*What you will do*
Using the material that follows, identify and copy each line with the string "from".

*Extracted entries*
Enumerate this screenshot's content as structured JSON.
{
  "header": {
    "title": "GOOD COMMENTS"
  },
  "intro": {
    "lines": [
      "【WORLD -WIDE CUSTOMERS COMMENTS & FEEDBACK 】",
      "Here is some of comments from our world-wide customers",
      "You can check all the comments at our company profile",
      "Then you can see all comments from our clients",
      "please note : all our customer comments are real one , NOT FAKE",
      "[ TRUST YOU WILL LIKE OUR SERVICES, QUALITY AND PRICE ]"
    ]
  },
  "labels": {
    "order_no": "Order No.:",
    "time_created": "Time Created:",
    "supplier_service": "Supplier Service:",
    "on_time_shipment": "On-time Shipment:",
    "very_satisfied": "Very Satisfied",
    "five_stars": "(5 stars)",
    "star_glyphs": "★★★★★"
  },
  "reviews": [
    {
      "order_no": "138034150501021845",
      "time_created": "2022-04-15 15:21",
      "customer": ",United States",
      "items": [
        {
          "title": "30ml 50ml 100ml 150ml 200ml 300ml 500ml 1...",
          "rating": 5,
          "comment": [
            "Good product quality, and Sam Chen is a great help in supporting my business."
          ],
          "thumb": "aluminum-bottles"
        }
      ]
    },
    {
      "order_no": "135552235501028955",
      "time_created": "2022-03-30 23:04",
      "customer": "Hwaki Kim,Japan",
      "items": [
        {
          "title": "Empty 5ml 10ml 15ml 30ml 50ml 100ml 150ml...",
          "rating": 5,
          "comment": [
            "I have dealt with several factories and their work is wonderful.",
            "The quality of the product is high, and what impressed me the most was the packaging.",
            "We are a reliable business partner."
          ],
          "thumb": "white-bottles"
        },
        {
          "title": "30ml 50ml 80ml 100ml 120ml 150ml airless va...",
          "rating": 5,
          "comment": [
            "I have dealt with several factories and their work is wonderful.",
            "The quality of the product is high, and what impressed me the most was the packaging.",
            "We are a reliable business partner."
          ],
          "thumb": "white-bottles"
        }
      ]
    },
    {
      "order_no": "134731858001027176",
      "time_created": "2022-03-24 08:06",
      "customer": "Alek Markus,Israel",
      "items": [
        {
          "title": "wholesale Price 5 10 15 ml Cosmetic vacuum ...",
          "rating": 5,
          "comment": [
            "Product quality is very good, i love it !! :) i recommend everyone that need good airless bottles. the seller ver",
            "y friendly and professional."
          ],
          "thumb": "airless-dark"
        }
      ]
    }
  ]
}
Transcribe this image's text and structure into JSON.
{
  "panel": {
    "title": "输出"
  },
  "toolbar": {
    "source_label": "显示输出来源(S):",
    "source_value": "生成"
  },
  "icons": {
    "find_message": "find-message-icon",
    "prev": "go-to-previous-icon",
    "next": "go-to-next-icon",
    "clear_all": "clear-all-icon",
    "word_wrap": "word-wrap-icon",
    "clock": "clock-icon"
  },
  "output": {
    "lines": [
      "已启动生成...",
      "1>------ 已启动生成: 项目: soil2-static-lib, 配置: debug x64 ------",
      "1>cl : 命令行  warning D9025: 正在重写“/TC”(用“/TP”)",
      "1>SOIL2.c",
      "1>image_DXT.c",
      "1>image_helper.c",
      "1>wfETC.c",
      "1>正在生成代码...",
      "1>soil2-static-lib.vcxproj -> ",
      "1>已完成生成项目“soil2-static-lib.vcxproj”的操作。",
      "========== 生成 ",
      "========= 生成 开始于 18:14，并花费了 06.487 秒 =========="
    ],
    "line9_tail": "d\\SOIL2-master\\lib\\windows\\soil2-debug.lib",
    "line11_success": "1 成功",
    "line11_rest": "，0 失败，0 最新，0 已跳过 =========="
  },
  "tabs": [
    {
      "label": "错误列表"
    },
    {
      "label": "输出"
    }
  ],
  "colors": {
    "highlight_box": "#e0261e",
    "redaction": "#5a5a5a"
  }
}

*Solution to the exercise*
      "Here is some of comments from our world-wide customers",
      "Then you can see all comments from our clients",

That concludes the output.